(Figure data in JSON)
---+---

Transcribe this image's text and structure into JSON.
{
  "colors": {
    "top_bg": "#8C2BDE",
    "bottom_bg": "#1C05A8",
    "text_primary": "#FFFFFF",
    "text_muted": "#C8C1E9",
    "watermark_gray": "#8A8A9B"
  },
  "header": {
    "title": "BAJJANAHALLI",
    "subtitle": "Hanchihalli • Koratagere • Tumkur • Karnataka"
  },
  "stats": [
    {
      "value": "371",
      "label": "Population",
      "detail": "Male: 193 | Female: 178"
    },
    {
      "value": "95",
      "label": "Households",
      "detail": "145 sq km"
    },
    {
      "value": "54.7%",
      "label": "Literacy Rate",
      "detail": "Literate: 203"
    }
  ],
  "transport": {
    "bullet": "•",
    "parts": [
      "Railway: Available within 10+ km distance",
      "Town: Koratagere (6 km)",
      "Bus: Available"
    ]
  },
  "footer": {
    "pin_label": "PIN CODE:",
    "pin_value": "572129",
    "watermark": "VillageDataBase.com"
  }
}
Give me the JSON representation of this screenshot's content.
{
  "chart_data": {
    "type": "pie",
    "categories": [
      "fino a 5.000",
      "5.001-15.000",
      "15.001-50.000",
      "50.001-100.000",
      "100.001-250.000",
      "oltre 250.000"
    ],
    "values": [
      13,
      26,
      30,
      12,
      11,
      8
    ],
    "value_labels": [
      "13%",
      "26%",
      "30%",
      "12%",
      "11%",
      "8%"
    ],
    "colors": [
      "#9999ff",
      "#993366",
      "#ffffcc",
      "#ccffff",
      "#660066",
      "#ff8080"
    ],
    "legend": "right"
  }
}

---+---

## Aim
Repeat only the lines running from the line that contains "Give me the" through the last line above, inclusive.

## Task solution
Give me the JSON representation of this screenshot's content.
{
  "chart_data": {
    "type": "pie",
    "categories": [
      "fino a 5.000",
      "5.001-15.000",
      "15.001-50.000",
      "50.001-100.000",
      "100.001-250.000",
      "oltre 250.000"
    ],
    "values": [
      13,
      26,
      30,
      12,
      11,
      8
    ],
    "value_labels": [
      "13%",
      "26%",
      "30%",
      "12%",
      "11%",
      "8%"
    ],
    "colors": [
      "#9999ff",
      "#993366",
      "#ffffcc",
      "#ccffff",
      "#660066",
      "#ff8080"
    ],
    "legend": "right"
  }
}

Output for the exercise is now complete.